__Written problem__: Locate the lines that hold the string "верховая". Copy every such line.

__Given entries__:
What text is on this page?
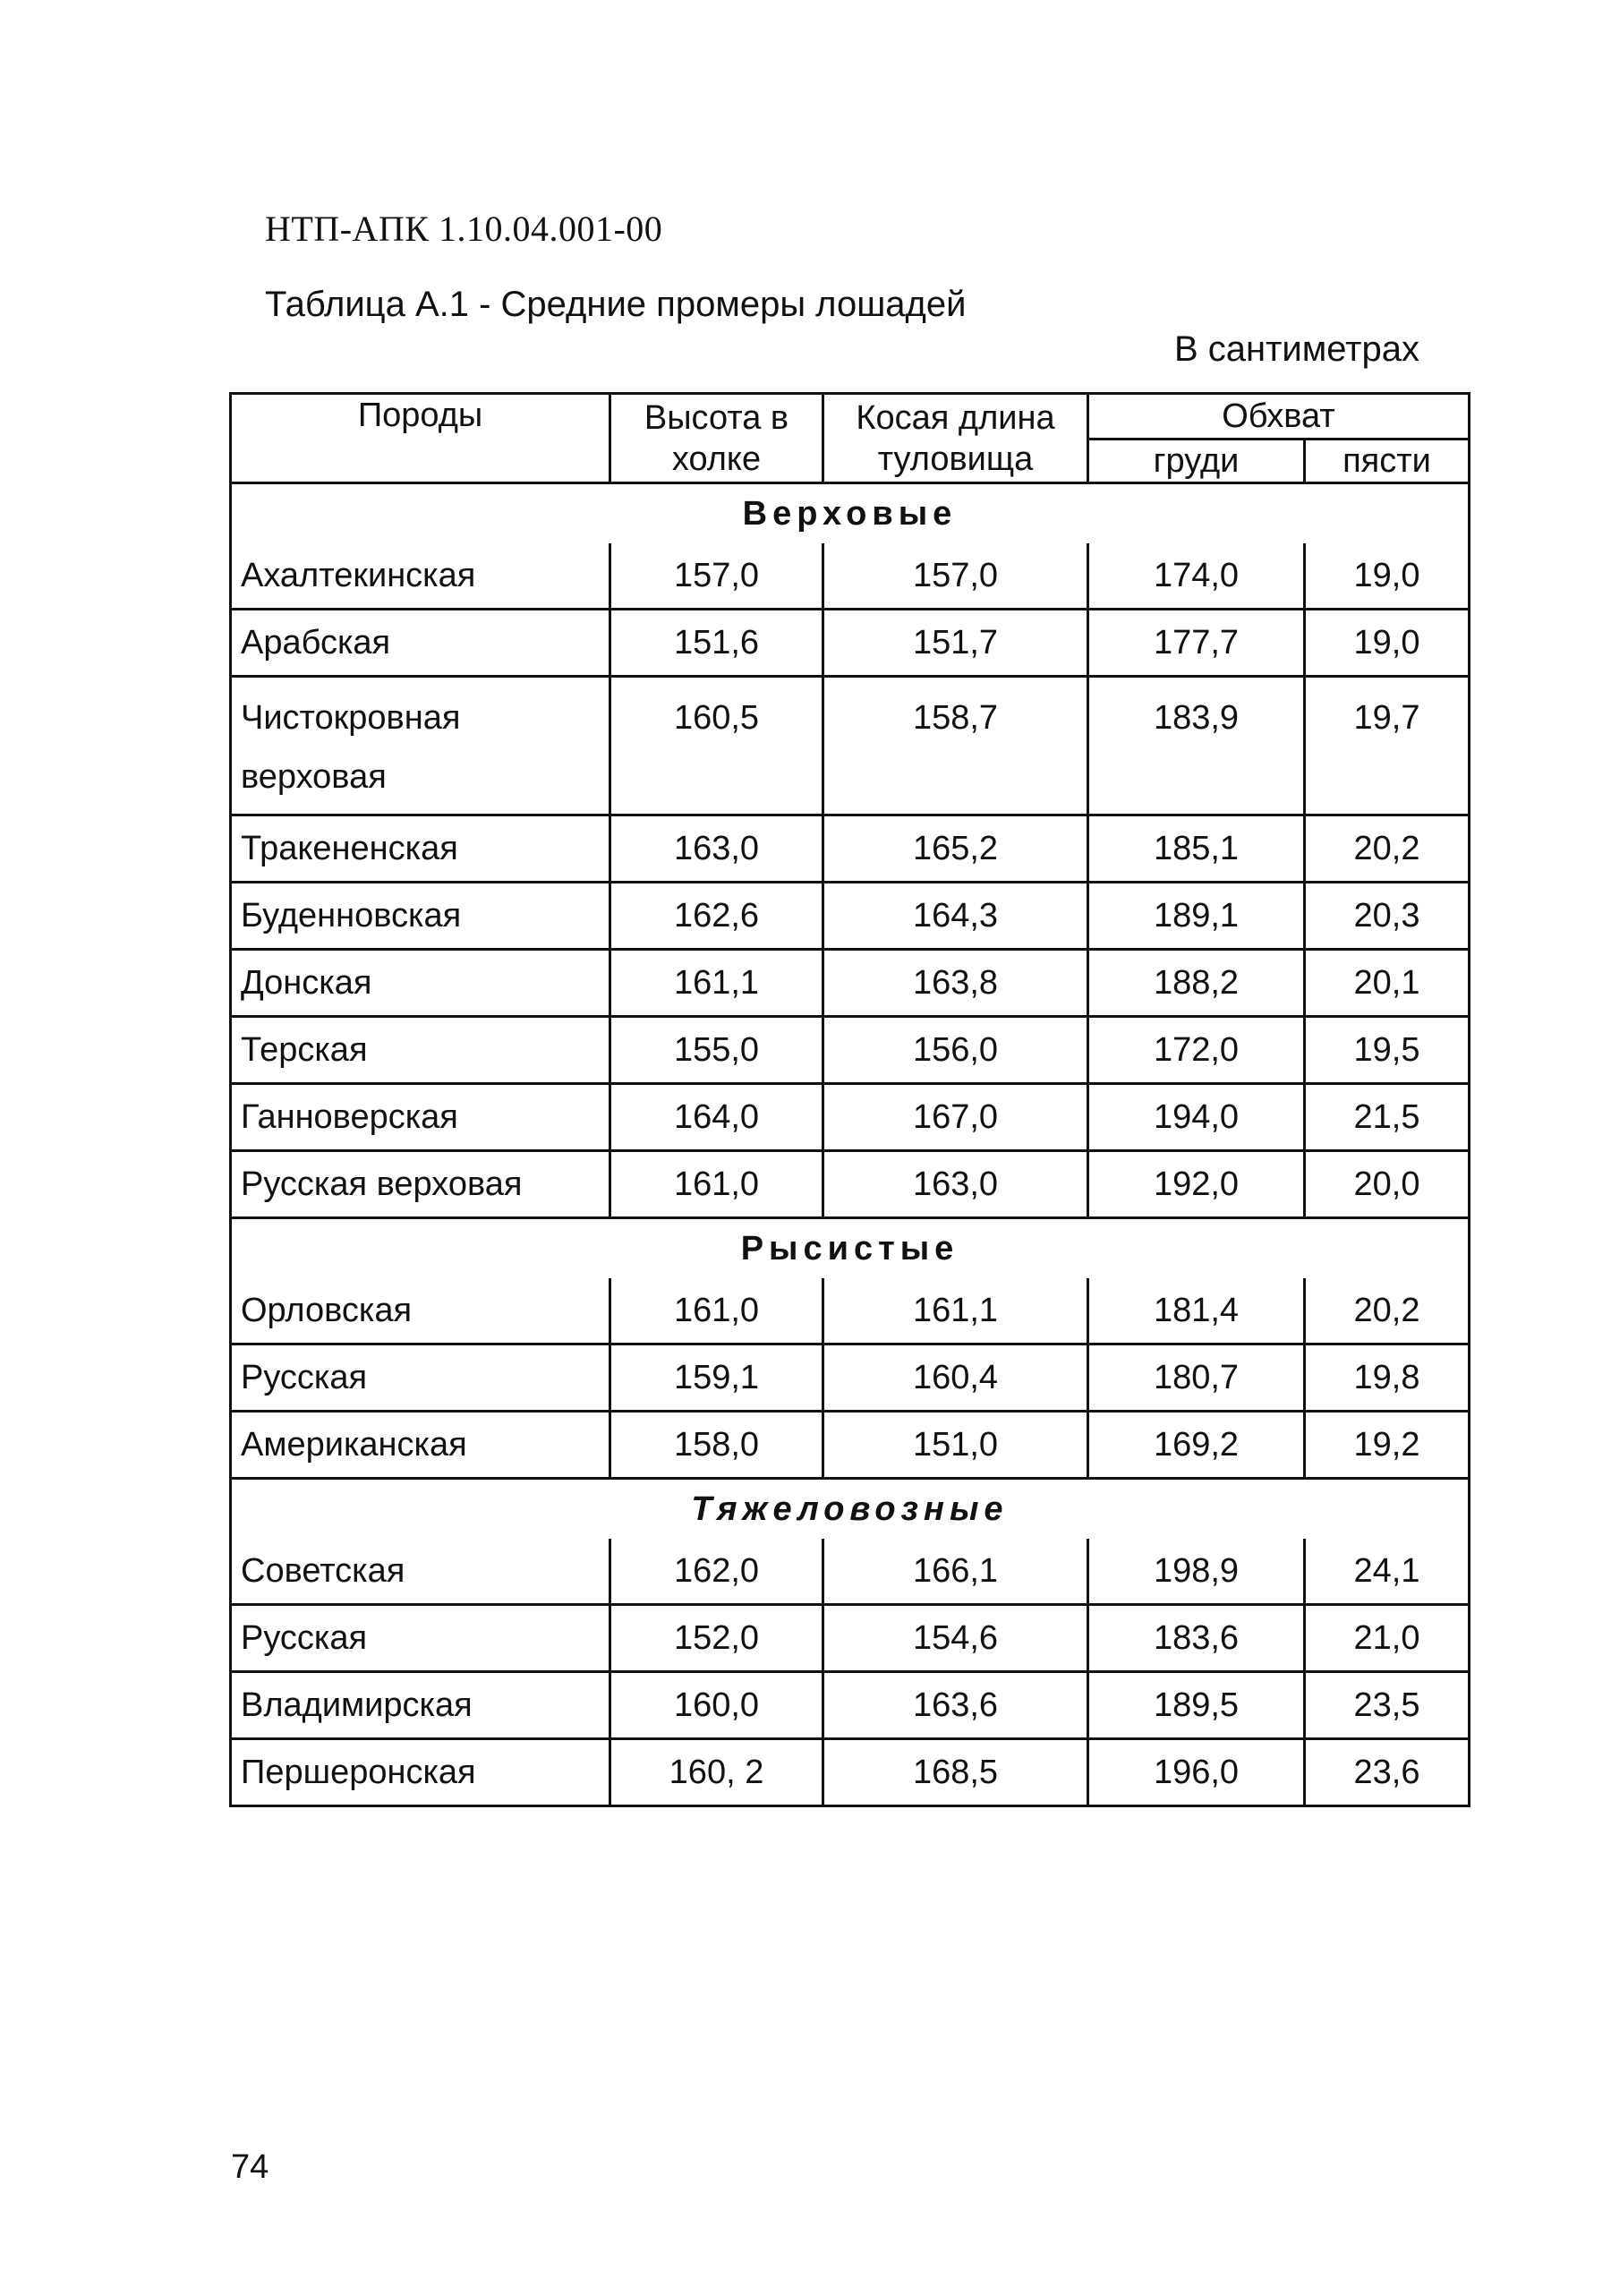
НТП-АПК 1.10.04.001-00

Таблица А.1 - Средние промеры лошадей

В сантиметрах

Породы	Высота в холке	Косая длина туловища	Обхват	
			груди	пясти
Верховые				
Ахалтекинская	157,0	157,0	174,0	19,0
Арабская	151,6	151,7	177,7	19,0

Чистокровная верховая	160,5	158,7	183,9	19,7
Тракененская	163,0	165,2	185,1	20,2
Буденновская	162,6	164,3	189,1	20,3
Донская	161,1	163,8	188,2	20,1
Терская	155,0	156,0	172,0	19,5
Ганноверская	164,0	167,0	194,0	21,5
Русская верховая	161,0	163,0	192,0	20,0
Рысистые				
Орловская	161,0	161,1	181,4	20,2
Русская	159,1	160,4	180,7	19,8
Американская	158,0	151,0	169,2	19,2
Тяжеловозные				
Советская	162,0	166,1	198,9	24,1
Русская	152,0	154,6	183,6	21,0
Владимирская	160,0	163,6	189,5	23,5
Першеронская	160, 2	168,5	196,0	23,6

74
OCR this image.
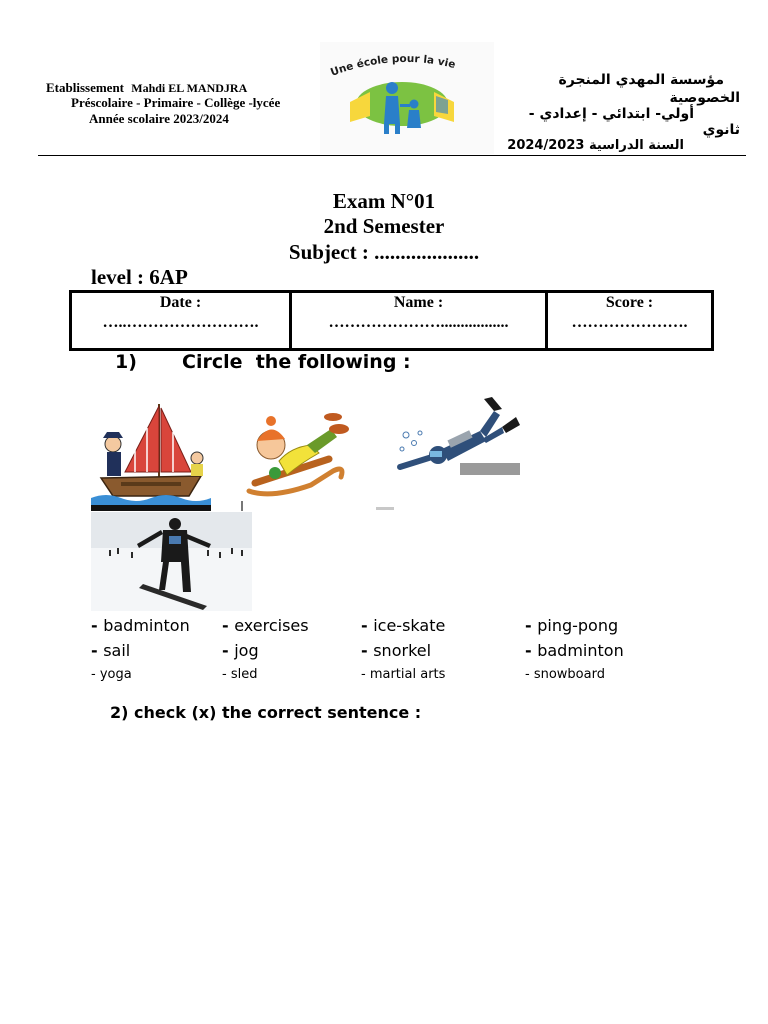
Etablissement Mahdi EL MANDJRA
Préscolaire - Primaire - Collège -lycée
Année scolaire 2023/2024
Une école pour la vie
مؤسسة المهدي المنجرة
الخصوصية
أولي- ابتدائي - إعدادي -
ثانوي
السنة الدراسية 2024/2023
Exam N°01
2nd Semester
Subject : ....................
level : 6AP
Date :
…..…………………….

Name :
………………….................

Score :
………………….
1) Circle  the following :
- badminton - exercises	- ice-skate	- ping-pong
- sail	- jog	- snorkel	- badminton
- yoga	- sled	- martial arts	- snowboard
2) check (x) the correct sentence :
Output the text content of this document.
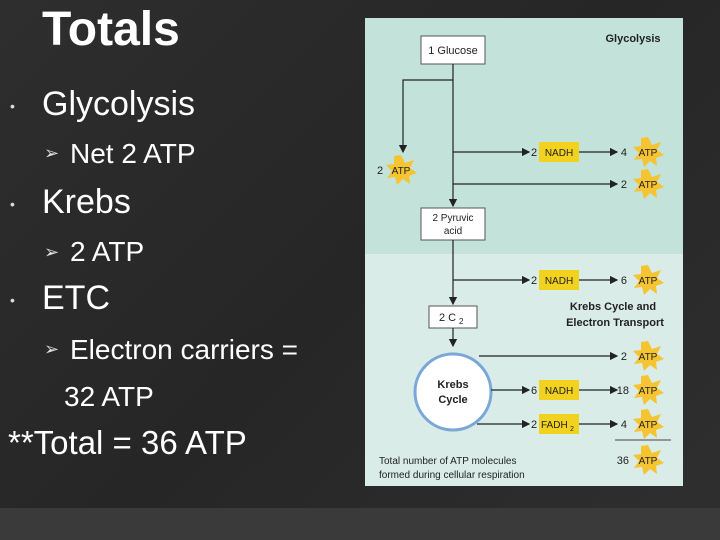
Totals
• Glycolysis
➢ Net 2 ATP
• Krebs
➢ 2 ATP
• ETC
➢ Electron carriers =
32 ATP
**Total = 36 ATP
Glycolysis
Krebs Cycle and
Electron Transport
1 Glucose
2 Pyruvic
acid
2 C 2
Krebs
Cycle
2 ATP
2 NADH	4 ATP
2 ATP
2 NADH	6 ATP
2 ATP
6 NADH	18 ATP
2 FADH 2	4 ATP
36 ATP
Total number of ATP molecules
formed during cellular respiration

__Finished answer__:
Чистокровная верховая	160,5	158,7	183,9	19,7
Русская верховая	161,0	163,0	192,0	20,0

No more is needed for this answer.